Goal
Make an exact copy of the lines, leaving the pictures out.

** START Data entries **

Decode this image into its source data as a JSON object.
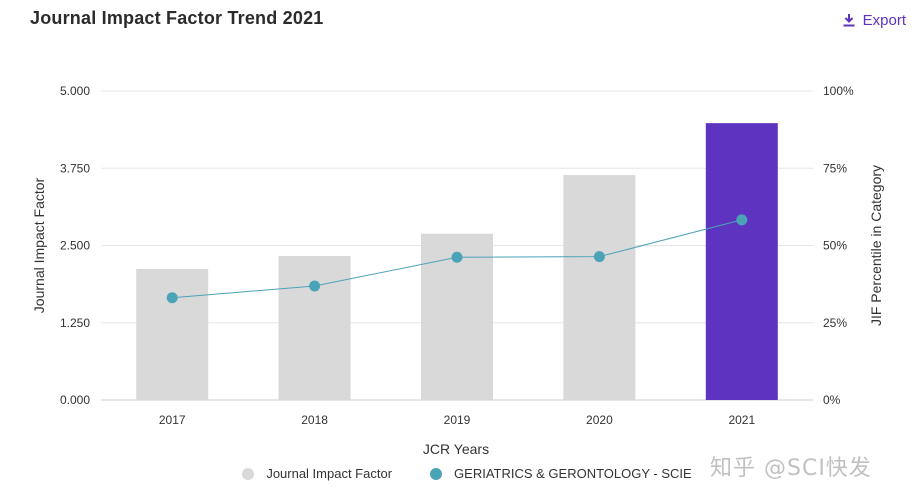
{
  "header": {
    "title": "Journal Impact Factor Trend 2021",
    "export_label": "Export"
  },
  "colors": {
    "bar_default": "#d9d9d9",
    "bar_highlight": "#5e33bf",
    "line": "#4ba3b8",
    "accent": "#5e33bf"
  },
  "chart_data": {
    "type": "bar",
    "title": "Journal Impact Factor Trend 2021",
    "xlabel": "JCR Years",
    "ylabel": "Journal Impact Factor",
    "y2label": "JIF Percentile in Category",
    "categories": [
      "2017",
      "2018",
      "2019",
      "2020",
      "2021"
    ],
    "ylim": [
      0,
      5
    ],
    "y2lim": [
      0,
      100
    ],
    "yticks": [
      "0.000",
      "1.250",
      "2.500",
      "3.750",
      "5.000"
    ],
    "y2ticks": [
      "0%",
      "25%",
      "50%",
      "75%",
      "100%"
    ],
    "series": [
      {
        "name": "Journal Impact Factor",
        "kind": "bar",
        "axis": "left",
        "values": [
          2.12,
          2.33,
          2.69,
          3.64,
          4.48
        ]
      },
      {
        "name": "GERIATRICS & GERONTOLOGY - SCIE",
        "kind": "line",
        "axis": "right",
        "values": [
          33.1,
          36.9,
          46.2,
          46.4,
          58.3
        ]
      }
    ],
    "highlight_category": "2021",
    "legend_position": "bottom-center"
  },
  "watermark": "知乎 @SCI快发"
}
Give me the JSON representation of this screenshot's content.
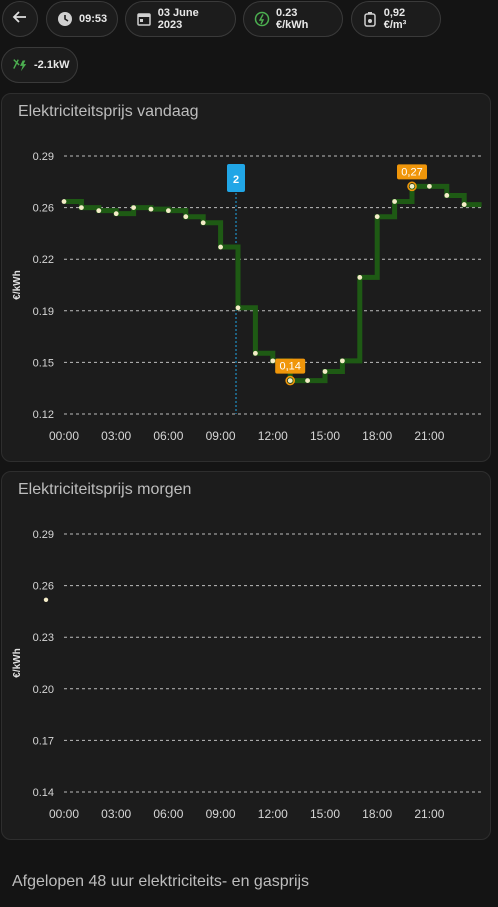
{
  "header": {
    "time": "09:53",
    "date": "03 June 2023",
    "electricity_price": "0.23 €/kWh",
    "gas_price": "0,92 €/m³",
    "power": "-2.1kW"
  },
  "icons": {
    "back": "arrow-left-icon",
    "time": "clock-icon",
    "date": "calendar-icon",
    "electricity": "euro-lightning-icon",
    "gas": "gas-meter-icon",
    "power": "transmission-tower-icon"
  },
  "cards": {
    "today_title": "Elektriciteitsprijs vandaag",
    "tomorrow_title": "Elektriciteitsprijs morgen"
  },
  "footer": {
    "title": "Afgelopen 48 uur elektriciteits- en gasprijs"
  },
  "colors": {
    "accent_step": "#1e5a14",
    "accent_step_light": "#4a5a1a",
    "min_marker": "#f0960a",
    "now_line": "#21a6e6",
    "point": "#f4ecc8"
  },
  "chart_data": [
    {
      "type": "line",
      "title": "Elektriciteitsprijs vandaag",
      "ylabel": "€/kWh",
      "ylim": [
        0.12,
        0.29
      ],
      "yticks": [
        "0.29",
        "0.26",
        "0.22",
        "0.19",
        "0.15",
        "0.12"
      ],
      "xticks": [
        "00:00",
        "03:00",
        "06:00",
        "09:00",
        "12:00",
        "15:00",
        "18:00",
        "21:00"
      ],
      "x": [
        0,
        1,
        2,
        3,
        4,
        5,
        6,
        7,
        8,
        9,
        10,
        11,
        12,
        13,
        14,
        15,
        16,
        17,
        18,
        19,
        20,
        21,
        22,
        23
      ],
      "values": [
        0.26,
        0.256,
        0.254,
        0.252,
        0.256,
        0.255,
        0.254,
        0.25,
        0.246,
        0.23,
        0.19,
        0.16,
        0.155,
        0.142,
        0.142,
        0.148,
        0.155,
        0.21,
        0.25,
        0.26,
        0.27,
        0.27,
        0.264,
        0.258
      ],
      "current_marker_label": "2",
      "current_hour": 10,
      "min_label": "0,14",
      "max_label": "0,27"
    },
    {
      "type": "line",
      "title": "Elektriciteitsprijs morgen",
      "ylabel": "€/kWh",
      "ylim": [
        0.14,
        0.29
      ],
      "yticks": [
        "0.29",
        "0.26",
        "0.23",
        "0.20",
        "0.17",
        "0.14"
      ],
      "xticks": [
        "00:00",
        "03:00",
        "06:00",
        "09:00",
        "12:00",
        "15:00",
        "18:00",
        "21:00"
      ],
      "x": [],
      "values": []
    }
  ]
}
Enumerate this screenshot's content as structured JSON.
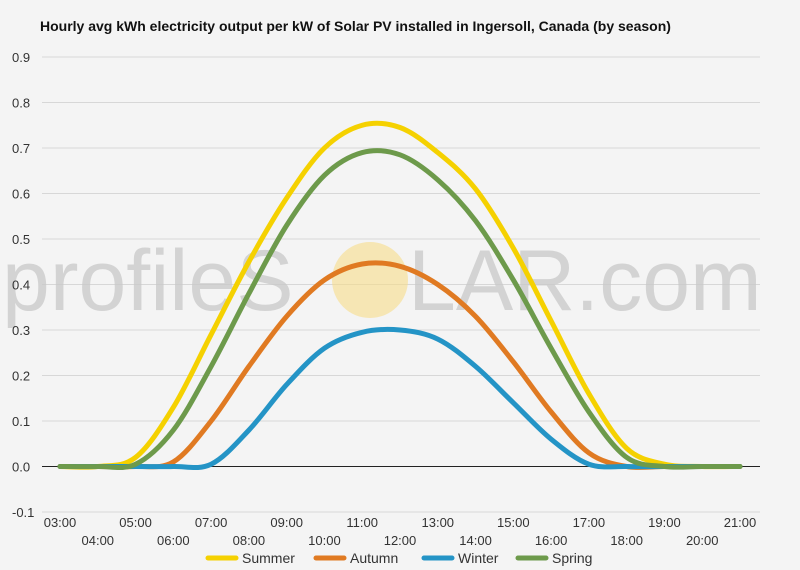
{
  "chart_data": {
    "type": "line",
    "title": "Hourly avg kWh electricity output per kW of Solar PV installed in Ingersoll, Canada (by season)",
    "xlabel": "",
    "ylabel": "",
    "ylim": [
      -0.1,
      0.9
    ],
    "yticks": [
      "0.9",
      "0.8",
      "0.7",
      "0.6",
      "0.5",
      "0.4",
      "0.3",
      "0.2",
      "0.1",
      "0.0",
      "-0.1"
    ],
    "ytick_values": [
      0.9,
      0.8,
      0.7,
      0.6,
      0.5,
      0.4,
      0.3,
      0.2,
      0.1,
      0.0,
      -0.1
    ],
    "x": [
      "03:00",
      "04:00",
      "05:00",
      "06:00",
      "07:00",
      "08:00",
      "09:00",
      "10:00",
      "11:00",
      "12:00",
      "13:00",
      "14:00",
      "15:00",
      "16:00",
      "17:00",
      "18:00",
      "19:00",
      "20:00",
      "21:00"
    ],
    "grid": true,
    "legend_position": "bottom",
    "series": [
      {
        "name": "Summer",
        "color": "#f5d100",
        "values": [
          0.0,
          0.0,
          0.02,
          0.13,
          0.29,
          0.45,
          0.59,
          0.7,
          0.75,
          0.745,
          0.69,
          0.61,
          0.48,
          0.32,
          0.16,
          0.04,
          0.005,
          0.0,
          0.0
        ]
      },
      {
        "name": "Autumn",
        "color": "#e07a22",
        "values": [
          0.0,
          0.0,
          0.0,
          0.01,
          0.1,
          0.22,
          0.33,
          0.41,
          0.445,
          0.44,
          0.4,
          0.33,
          0.23,
          0.12,
          0.03,
          0.0,
          0.0,
          0.0,
          0.0
        ]
      },
      {
        "name": "Winter",
        "color": "#2494c6",
        "values": [
          0.0,
          0.0,
          0.0,
          0.0,
          0.005,
          0.08,
          0.18,
          0.26,
          0.295,
          0.3,
          0.28,
          0.22,
          0.14,
          0.06,
          0.005,
          0.0,
          0.0,
          0.0,
          0.0
        ]
      },
      {
        "name": "Spring",
        "color": "#6d9a4b",
        "values": [
          0.0,
          0.0,
          0.005,
          0.08,
          0.22,
          0.38,
          0.53,
          0.64,
          0.69,
          0.685,
          0.63,
          0.54,
          0.41,
          0.26,
          0.12,
          0.02,
          0.0,
          0.0,
          0.0
        ]
      }
    ]
  },
  "watermark": {
    "left": "profileS",
    "right": "LAR.com",
    "sun_color": "#f7dc88"
  }
}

** END Data entries **

Written answer
Decode this image into its source data as a JSON object.
{
  "header": {
    "title": "Journal Impact Factor Trend 2021",
    "export_label": "Export"
  },
  "colors": {
    "bar_default": "#d9d9d9",
    "bar_highlight": "#5e33bf",
    "line": "#4ba3b8",
    "accent": "#5e33bf"
  },
  "chart_data": {
    "type": "bar",
    "title": "Journal Impact Factor Trend 2021",
    "xlabel": "JCR Years",
    "ylabel": "Journal Impact Factor",
    "y2label": "JIF Percentile in Category",
    "categories": [
      "2017",
      "2018",
      "2019",
      "2020",
      "2021"
    ],
    "ylim": [
      0,
      5
    ],
    "y2lim": [
      0,
      100
    ],
    "yticks": [
      "0.000",
      "1.250",
      "2.500",
      "3.750",
      "5.000"
    ],
    "y2ticks": [
      "0%",
      "25%",
      "50%",
      "75%",
      "100%"
    ],
    "series": [
      {
        "name": "Journal Impact Factor",
        "kind": "bar",
        "axis": "left",
        "values": [
          2.12,
          2.33,
          2.69,
          3.64,
          4.48
        ]
      },
      {
        "name": "GERIATRICS & GERONTOLOGY - SCIE",
        "kind": "line",
        "axis": "right",
        "values": [
          33.1,
          36.9,
          46.2,
          46.4,
          58.3
        ]
      }
    ],
    "highlight_category": "2021",
    "legend_position": "bottom-center"
  },
  "watermark": "知乎 @SCI快发"
}
Give me the JSON representation of this screenshot's content.
{
  "header": {
    "time": "09:53",
    "date": "03 June 2023",
    "electricity_price": "0.23 €/kWh",
    "gas_price": "0,92 €/m³",
    "power": "-2.1kW"
  },
  "icons": {
    "back": "arrow-left-icon",
    "time": "clock-icon",
    "date": "calendar-icon",
    "electricity": "euro-lightning-icon",
    "gas": "gas-meter-icon",
    "power": "transmission-tower-icon"
  },
  "cards": {
    "today_title": "Elektriciteitsprijs vandaag",
    "tomorrow_title": "Elektriciteitsprijs morgen"
  },
  "footer": {
    "title": "Afgelopen 48 uur elektriciteits- en gasprijs"
  },
  "colors": {
    "accent_step": "#1e5a14",
    "accent_step_light": "#4a5a1a",
    "min_marker": "#f0960a",
    "now_line": "#21a6e6",
    "point": "#f4ecc8"
  },
  "chart_data": [
    {
      "type": "line",
      "title": "Elektriciteitsprijs vandaag",
      "ylabel": "€/kWh",
      "ylim": [
        0.12,
        0.29
      ],
      "yticks": [
        "0.29",
        "0.26",
        "0.22",
        "0.19",
        "0.15",
        "0.12"
      ],
      "xticks": [
        "00:00",
        "03:00",
        "06:00",
        "09:00",
        "12:00",
        "15:00",
        "18:00",
        "21:00"
      ],
      "x": [
        0,
        1,
        2,
        3,
        4,
        5,
        6,
        7,
        8,
        9,
        10,
        11,
        12,
        13,
        14,
        15,
        16,
        17,
        18,
        19,
        20,
        21,
        22,
        23
      ],
      "values": [
        0.26,
        0.256,
        0.254,
        0.252,
        0.256,
        0.255,
        0.254,
        0.25,
        0.246,
        0.23,
        0.19,
        0.16,
        0.155,
        0.142,
        0.142,
        0.148,
        0.155,
        0.21,
        0.25,
        0.26,
        0.27,
        0.27,
        0.264,
        0.258
      ],
      "current_marker_label": "2",
      "current_hour": 10,
      "min_label": "0,14",
      "max_label": "0,27"
    },
    {
      "type": "line",
      "title": "Elektriciteitsprijs morgen",
      "ylabel": "€/kWh",
      "ylim": [
        0.14,
        0.29
      ],
      "yticks": [
        "0.29",
        "0.26",
        "0.23",
        "0.20",
        "0.17",
        "0.14"
      ],
      "xticks": [
        "00:00",
        "03:00",
        "06:00",
        "09:00",
        "12:00",
        "15:00",
        "18:00",
        "21:00"
      ],
      "x": [],
      "values": []
    }
  ]
}
Enumerate this screenshot's content as structured JSON.
{
  "chart_data": {
    "type": "line",
    "title": "Hourly avg kWh electricity output per kW of Solar PV installed in Ingersoll, Canada (by season)",
    "xlabel": "",
    "ylabel": "",
    "ylim": [
      -0.1,
      0.9
    ],
    "yticks": [
      "0.9",
      "0.8",
      "0.7",
      "0.6",
      "0.5",
      "0.4",
      "0.3",
      "0.2",
      "0.1",
      "0.0",
      "-0.1"
    ],
    "ytick_values": [
      0.9,
      0.8,
      0.7,
      0.6,
      0.5,
      0.4,
      0.3,
      0.2,
      0.1,
      0.0,
      -0.1
    ],
    "x": [
      "03:00",
      "04:00",
      "05:00",
      "06:00",
      "07:00",
      "08:00",
      "09:00",
      "10:00",
      "11:00",
      "12:00",
      "13:00",
      "14:00",
      "15:00",
      "16:00",
      "17:00",
      "18:00",
      "19:00",
      "20:00",
      "21:00"
    ],
    "grid": true,
    "legend_position": "bottom",
    "series": [
      {
        "name": "Summer",
        "color": "#f5d100",
        "values": [
          0.0,
          0.0,
          0.02,
          0.13,
          0.29,
          0.45,
          0.59,
          0.7,
          0.75,
          0.745,
          0.69,
          0.61,
          0.48,
          0.32,
          0.16,
          0.04,
          0.005,
          0.0,
          0.0
        ]
      },
      {
        "name": "Autumn",
        "color": "#e07a22",
        "values": [
          0.0,
          0.0,
          0.0,
          0.01,
          0.1,
          0.22,
          0.33,
          0.41,
          0.445,
          0.44,
          0.4,
          0.33,
          0.23,
          0.12,
          0.03,
          0.0,
          0.0,
          0.0,
          0.0
        ]
      },
      {
        "name": "Winter",
        "color": "#2494c6",
        "values": [
          0.0,
          0.0,
          0.0,
          0.0,
          0.005,
          0.08,
          0.18,
          0.26,
          0.295,
          0.3,
          0.28,
          0.22,
          0.14,
          0.06,
          0.005,
          0.0,
          0.0,
          0.0,
          0.0
        ]
      },
      {
        "name": "Spring",
        "color": "#6d9a4b",
        "values": [
          0.0,
          0.0,
          0.005,
          0.08,
          0.22,
          0.38,
          0.53,
          0.64,
          0.69,
          0.685,
          0.63,
          0.54,
          0.41,
          0.26,
          0.12,
          0.02,
          0.0,
          0.0,
          0.0
        ]
      }
    ]
  },
  "watermark": {
    "left": "profileS",
    "right": "LAR.com",
    "sun_color": "#f7dc88"
  }
}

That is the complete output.